= S&P 500 futures =

Financial contracts for investors

S&P 500 futures are financial futures which allow an investor to hedge with or speculate on the future value of various components of the S&P 500 Index market index. S&P 500 futures contracts were first introduced by the Chicago Mercantile Exchange in 1982. The CME added the e-mini option in 1997. The bundle of stocks in the S&P 500 is, per the name, composed of stocks of 500 large companies.

==Derived futures==
All of the S&P derived future contracts are a product of the Chicago Mercantile Exchange (CME). They expire quarterly (March, June, September, and December), and are traded on the CME Globex exchange nearly 24 hours a day, from Sunday afternoon to Friday afternoon.

- S&P 500 Futures (ticker: SP) contract's minimum tick is 0.25 index points = $62.50. While the performance bond requirements vary from broker to broker, the CME requires $11,500 to maintain the position.
- E-Mini S&P 500 Futures (ticker: ES) contract's minimum tick is 0.25 index points = $12.50
- Micro E-Mini S&P 500 Futures (ticker: MES) contract's minimum tick is 0.25 index points = $1.25

==Contracts==
S&P Futures contracts are used to speculate, hedge, or offset investment risk by commodity owners (i.e., farmers), or portfolios with undesirable risk exposure offset by the futures position.

**TASKS**
a - Can you repeat, word for word, everything in the S&P 500 futures text from "- S&P 500 Futures" down to "the futures position."?
b - How would you put this sentence from the S&P 500 futures text into Spanish: "S&P 500 futures contracts were first introduced by the Chicago Mercantile Exchange in 1982."

**ITEMS**
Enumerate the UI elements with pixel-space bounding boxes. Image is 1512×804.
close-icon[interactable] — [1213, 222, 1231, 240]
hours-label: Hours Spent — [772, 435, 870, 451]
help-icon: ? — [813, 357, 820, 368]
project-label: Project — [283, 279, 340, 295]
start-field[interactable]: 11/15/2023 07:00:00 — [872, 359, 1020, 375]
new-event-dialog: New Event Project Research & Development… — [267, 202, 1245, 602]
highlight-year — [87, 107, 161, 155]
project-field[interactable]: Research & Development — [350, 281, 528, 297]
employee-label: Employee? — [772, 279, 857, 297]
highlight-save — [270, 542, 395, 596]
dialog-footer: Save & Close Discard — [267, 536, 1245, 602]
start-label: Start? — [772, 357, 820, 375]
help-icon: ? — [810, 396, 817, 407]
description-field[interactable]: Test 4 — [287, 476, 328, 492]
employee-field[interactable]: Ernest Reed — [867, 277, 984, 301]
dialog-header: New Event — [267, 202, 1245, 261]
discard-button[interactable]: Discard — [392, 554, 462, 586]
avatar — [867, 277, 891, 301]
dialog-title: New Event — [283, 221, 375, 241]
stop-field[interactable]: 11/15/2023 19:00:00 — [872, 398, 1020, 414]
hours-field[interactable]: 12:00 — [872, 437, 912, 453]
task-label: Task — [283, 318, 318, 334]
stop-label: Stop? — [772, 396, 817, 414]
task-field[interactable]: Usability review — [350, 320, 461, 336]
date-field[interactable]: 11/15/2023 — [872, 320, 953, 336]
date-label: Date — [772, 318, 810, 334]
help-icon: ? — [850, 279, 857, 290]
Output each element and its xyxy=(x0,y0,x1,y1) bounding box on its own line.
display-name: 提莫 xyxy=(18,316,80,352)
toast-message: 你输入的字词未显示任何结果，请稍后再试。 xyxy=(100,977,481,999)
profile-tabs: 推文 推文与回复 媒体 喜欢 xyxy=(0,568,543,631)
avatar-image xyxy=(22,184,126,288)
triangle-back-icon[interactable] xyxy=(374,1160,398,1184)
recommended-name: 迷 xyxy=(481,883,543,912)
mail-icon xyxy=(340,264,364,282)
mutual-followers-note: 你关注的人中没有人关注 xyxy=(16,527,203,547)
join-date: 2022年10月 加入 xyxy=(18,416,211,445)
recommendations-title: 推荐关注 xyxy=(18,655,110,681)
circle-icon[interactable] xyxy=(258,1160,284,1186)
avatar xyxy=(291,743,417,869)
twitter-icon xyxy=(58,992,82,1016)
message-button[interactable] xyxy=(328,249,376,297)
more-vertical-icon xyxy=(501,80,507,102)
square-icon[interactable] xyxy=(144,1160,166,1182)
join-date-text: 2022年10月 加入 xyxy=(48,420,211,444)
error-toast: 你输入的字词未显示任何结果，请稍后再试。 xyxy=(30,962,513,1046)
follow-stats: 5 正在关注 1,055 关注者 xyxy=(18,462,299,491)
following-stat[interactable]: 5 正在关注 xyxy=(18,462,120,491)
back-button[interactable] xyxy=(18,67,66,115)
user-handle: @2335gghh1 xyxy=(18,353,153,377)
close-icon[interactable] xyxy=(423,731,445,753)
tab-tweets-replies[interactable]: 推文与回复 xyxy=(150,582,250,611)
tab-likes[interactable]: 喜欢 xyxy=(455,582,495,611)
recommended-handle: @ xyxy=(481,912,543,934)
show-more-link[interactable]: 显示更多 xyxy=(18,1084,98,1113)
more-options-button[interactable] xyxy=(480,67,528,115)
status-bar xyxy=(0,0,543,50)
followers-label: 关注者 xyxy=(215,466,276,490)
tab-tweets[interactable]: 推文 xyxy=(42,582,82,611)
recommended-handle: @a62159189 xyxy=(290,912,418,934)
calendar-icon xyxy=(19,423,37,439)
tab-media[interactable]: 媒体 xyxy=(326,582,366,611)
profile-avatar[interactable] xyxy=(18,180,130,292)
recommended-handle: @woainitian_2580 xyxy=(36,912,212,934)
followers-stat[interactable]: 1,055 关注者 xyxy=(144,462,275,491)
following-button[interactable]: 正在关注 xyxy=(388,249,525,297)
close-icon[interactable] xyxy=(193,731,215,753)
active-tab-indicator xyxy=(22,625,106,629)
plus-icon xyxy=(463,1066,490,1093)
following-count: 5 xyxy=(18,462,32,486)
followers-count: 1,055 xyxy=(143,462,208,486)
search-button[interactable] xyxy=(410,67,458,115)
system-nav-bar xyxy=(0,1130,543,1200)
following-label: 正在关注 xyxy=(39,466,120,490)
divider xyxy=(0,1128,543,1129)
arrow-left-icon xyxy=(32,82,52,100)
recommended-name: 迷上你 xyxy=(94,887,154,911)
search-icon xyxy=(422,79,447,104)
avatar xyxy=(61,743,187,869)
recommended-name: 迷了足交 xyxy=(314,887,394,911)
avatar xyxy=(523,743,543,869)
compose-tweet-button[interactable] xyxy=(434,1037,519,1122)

**FULL SOLUTIONS**
a -
- S&P 500 Futures (ticker: SP) contract's minimum tick is 0.25 index points = $62.50. While the performance bond requirements vary from broker to broker, the CME requires $11,500 to maintain the position.
- E-Mini S&P 500 Futures (ticker: ES) contract's minimum tick is 0.25 index points = $12.50
- Micro E-Mini S&P 500 Futures (ticker: MES) contract's minimum tick is 0.25 index points = $1.25

==Contracts==
S&P Futures contracts are used to speculate, hedge, or offset investment risk by commodity owners (i.e., farmers), or portfolios with undesirable risk exposure offset by the futures position.

b - Los contratos de futuros del S&P 500 fueron introducidos por primera vez por la Chicago Mercantile Exchange en 1982.